_Dataset extract:_
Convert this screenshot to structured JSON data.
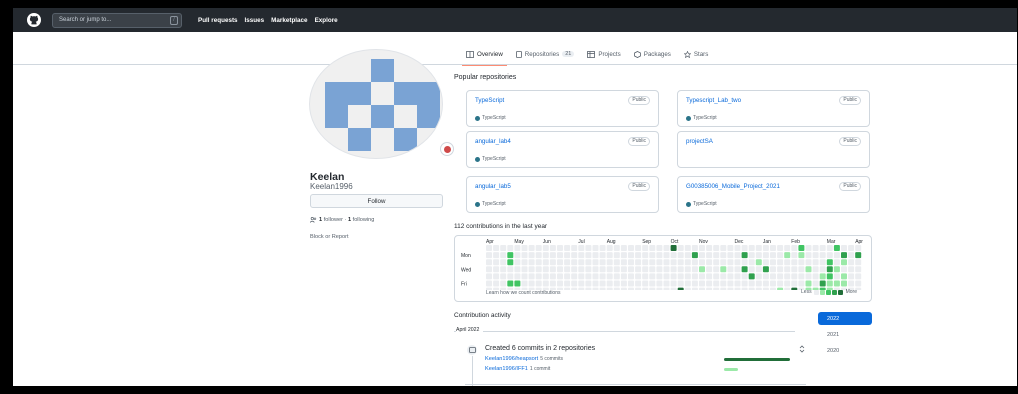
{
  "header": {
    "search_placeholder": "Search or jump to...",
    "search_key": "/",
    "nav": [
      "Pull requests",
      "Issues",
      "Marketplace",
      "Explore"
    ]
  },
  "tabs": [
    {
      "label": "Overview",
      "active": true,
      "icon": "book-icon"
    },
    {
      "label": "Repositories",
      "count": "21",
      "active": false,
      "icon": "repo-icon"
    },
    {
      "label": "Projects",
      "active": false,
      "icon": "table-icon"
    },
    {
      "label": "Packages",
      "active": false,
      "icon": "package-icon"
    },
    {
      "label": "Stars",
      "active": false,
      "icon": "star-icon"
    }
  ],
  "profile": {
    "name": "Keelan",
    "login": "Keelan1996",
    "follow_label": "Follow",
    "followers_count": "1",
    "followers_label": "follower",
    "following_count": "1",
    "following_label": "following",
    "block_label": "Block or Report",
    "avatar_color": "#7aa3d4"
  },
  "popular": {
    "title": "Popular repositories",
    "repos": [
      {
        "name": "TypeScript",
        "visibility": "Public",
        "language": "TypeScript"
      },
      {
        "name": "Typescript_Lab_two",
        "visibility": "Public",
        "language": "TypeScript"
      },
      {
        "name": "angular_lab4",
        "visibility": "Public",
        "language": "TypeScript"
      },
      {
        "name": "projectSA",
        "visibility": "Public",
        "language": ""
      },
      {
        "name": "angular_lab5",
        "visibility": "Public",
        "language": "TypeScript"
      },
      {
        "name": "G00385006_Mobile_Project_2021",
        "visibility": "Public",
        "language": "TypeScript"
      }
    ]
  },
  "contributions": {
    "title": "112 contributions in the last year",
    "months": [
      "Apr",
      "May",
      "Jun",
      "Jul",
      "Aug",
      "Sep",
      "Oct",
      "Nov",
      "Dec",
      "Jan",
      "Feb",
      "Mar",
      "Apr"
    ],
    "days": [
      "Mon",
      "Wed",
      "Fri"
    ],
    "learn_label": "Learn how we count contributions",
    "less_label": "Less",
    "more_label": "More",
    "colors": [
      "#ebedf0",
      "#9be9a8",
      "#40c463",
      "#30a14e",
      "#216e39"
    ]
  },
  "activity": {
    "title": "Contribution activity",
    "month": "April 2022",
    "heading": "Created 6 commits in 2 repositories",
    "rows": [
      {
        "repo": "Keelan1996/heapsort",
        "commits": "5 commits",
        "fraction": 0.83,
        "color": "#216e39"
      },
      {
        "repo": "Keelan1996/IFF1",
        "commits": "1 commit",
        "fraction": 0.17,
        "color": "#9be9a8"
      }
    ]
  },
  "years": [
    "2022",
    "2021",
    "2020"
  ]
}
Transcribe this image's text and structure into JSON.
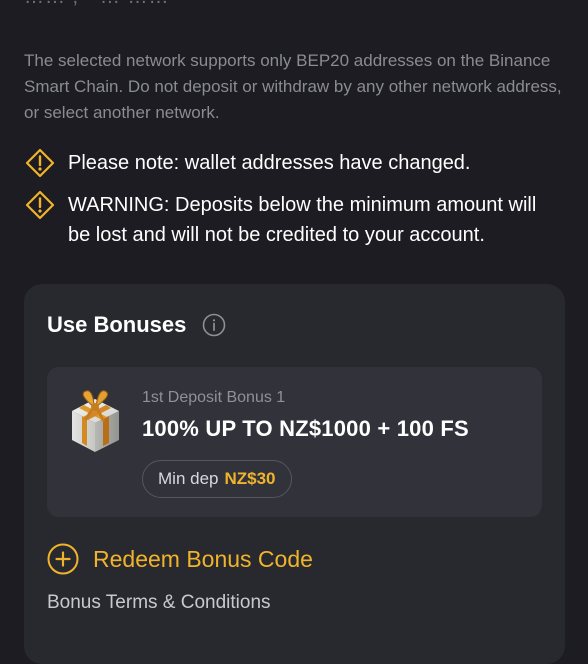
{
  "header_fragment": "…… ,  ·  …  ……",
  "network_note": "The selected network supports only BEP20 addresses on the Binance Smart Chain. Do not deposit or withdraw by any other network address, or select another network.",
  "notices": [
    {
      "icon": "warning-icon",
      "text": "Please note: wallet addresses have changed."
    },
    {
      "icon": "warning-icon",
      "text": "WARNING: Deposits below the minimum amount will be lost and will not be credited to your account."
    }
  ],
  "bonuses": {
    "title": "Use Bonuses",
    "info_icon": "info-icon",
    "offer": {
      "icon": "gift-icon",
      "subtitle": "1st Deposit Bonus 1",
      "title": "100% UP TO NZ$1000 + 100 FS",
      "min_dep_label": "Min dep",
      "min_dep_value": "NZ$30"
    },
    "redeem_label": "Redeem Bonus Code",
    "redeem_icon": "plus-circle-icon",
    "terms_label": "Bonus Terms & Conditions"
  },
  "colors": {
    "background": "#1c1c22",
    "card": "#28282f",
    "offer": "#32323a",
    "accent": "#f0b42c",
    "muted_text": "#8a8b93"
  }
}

_Task:_
Gather each line in the entries above where the string "contributions" is found.

_Task result:_
  "contributions": {
    "title": "112 contributions in the last year",
    "learn_label": "Learn how we count contributions",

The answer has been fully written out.